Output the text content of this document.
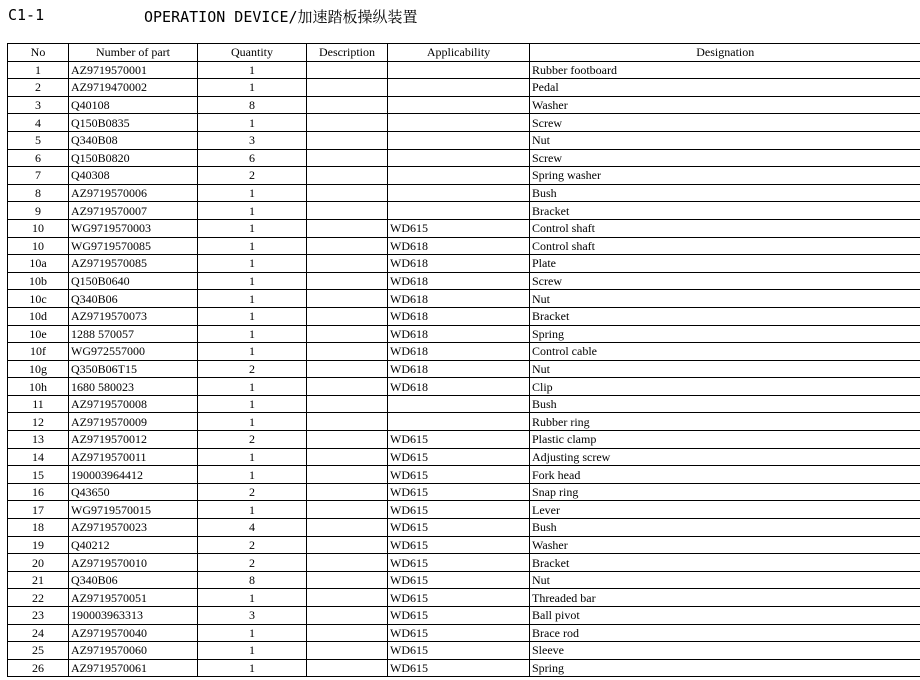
C1-1	OPERATION DEVICE/加速踏板操纵装置
No	Number of part	Quantity	Description	Applicability	Designation
1	AZ9719570001	1			Rubber footboard
2	AZ9719470002	1			Pedal
3	Q40108	8			Washer
4	Q150B0835	1			Screw
5	Q340B08	3			Nut
6	Q150B0820	6			Screw
7	Q40308	2			Spring washer
8	AZ9719570006	1			Bush
9	AZ9719570007	1			Bracket
10	WG9719570003	1		WD615	Control shaft
10	WG9719570085	1		WD618	Control shaft
10a	AZ9719570085	1		WD618	Plate
10b	Q150B0640	1		WD618	Screw
10c	Q340B06	1		WD618	Nut
10d	AZ9719570073	1		WD618	Bracket
10e	1288 570057	1		WD618	Spring
10f	WG972557000	1		WD618	Control cable
10g	Q350B06T15	2		WD618	Nut
10h	1680 580023	1		WD618	Clip
11	AZ9719570008	1			Bush
12	AZ9719570009	1			Rubber ring
13	AZ9719570012	2		WD615	Plastic clamp
14	AZ9719570011	1		WD615	Adjusting screw
15	190003964412	1		WD615	Fork head
16	Q43650	2		WD615	Snap ring
17	WG9719570015	1		WD615	Lever
18	AZ9719570023	4		WD615	Bush
19	Q40212	2		WD615	Washer
20	AZ9719570010	2		WD615	Bracket
21	Q340B06	8		WD615	Nut
22	AZ9719570051	1		WD615	Threaded bar
23	190003963313	3		WD615	Ball pivot
24	AZ9719570040	1		WD615	Brace rod
25	AZ9719570060	1		WD615	Sleeve
26	AZ9719570061	1		WD615	Spring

--------------------

Copy down every line of the material above that includes the string "Spring".

7	Q40308	2			Spring washer
10e	1288 570057	1		WD618	Spring
26	AZ9719570061	1		WD615	Spring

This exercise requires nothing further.